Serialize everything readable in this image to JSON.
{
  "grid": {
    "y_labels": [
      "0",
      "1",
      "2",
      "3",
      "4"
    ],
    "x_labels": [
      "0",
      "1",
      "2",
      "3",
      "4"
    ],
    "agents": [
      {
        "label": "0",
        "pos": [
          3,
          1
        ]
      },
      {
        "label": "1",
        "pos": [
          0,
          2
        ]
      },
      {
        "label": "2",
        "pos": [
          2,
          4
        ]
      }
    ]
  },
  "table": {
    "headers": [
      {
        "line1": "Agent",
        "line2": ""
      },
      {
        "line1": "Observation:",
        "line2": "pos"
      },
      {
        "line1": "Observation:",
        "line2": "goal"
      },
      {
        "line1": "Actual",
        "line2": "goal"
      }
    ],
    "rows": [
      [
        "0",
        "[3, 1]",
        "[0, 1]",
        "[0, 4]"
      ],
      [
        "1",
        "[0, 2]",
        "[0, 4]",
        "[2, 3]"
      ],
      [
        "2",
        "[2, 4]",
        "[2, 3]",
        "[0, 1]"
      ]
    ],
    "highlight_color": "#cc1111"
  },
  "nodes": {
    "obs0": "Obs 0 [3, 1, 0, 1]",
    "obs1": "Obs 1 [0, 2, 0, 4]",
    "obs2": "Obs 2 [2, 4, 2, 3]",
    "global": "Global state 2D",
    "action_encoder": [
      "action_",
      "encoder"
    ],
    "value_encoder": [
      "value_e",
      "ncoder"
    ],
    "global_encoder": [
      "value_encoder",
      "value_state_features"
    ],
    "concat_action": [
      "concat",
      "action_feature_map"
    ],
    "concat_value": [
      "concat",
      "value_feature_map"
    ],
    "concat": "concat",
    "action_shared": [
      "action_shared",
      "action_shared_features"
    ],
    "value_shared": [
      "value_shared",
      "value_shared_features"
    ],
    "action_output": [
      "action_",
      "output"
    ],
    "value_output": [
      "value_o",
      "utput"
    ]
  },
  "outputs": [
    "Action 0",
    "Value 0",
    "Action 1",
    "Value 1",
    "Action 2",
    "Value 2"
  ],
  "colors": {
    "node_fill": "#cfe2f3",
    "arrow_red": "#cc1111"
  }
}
··········
AIM OF THE EXERCISE
From the listing above, extract all records word for word.

THE SOLUTION
Serialize everything readable in this image to JSON.
{
  "grid": {
    "y_labels": [
      "0",
      "1",
      "2",
      "3",
      "4"
    ],
    "x_labels": [
      "0",
      "1",
      "2",
      "3",
      "4"
    ],
    "agents": [
      {
        "label": "0",
        "pos": [
          3,
          1
        ]
      },
      {
        "label": "1",
        "pos": [
          0,
          2
        ]
      },
      {
        "label": "2",
        "pos": [
          2,
          4
        ]
      }
    ]
  },
  "table": {
    "headers": [
      {
        "line1": "Agent",
        "line2": ""
      },
      {
        "line1": "Observation:",
        "line2": "pos"
      },
      {
        "line1": "Observation:",
        "line2": "goal"
      },
      {
        "line1": "Actual",
        "line2": "goal"
      }
    ],
    "rows": [
      [
        "0",
        "[3, 1]",
        "[0, 1]",
        "[0, 4]"
      ],
      [
        "1",
        "[0, 2]",
        "[0, 4]",
        "[2, 3]"
      ],
      [
        "2",
        "[2, 4]",
        "[2, 3]",
        "[0, 1]"
      ]
    ],
    "highlight_color": "#cc1111"
  },
  "nodes": {
    "obs0": "Obs 0 [3, 1, 0, 1]",
    "obs1": "Obs 1 [0, 2, 0, 4]",
    "obs2": "Obs 2 [2, 4, 2, 3]",
    "global": "Global state 2D",
    "action_encoder": [
      "action_",
      "encoder"
    ],
    "value_encoder": [
      "value_e",
      "ncoder"
    ],
    "global_encoder": [
      "value_encoder",
      "value_state_features"
    ],
    "concat_action": [
      "concat",
      "action_feature_map"
    ],
    "concat_value": [
      "concat",
      "value_feature_map"
    ],
    "concat": "concat",
    "action_shared": [
      "action_shared",
      "action_shared_features"
    ],
    "value_shared": [
      "value_shared",
      "value_shared_features"
    ],
    "action_output": [
      "action_",
      "output"
    ],
    "value_output": [
      "value_o",
      "utput"
    ]
  },
  "outputs": [
    "Action 0",
    "Value 0",
    "Action 1",
    "Value 1",
    "Action 2",
    "Value 2"
  ],
  "colors": {
    "node_fill": "#cfe2f3",
    "arrow_red": "#cc1111"
  }
}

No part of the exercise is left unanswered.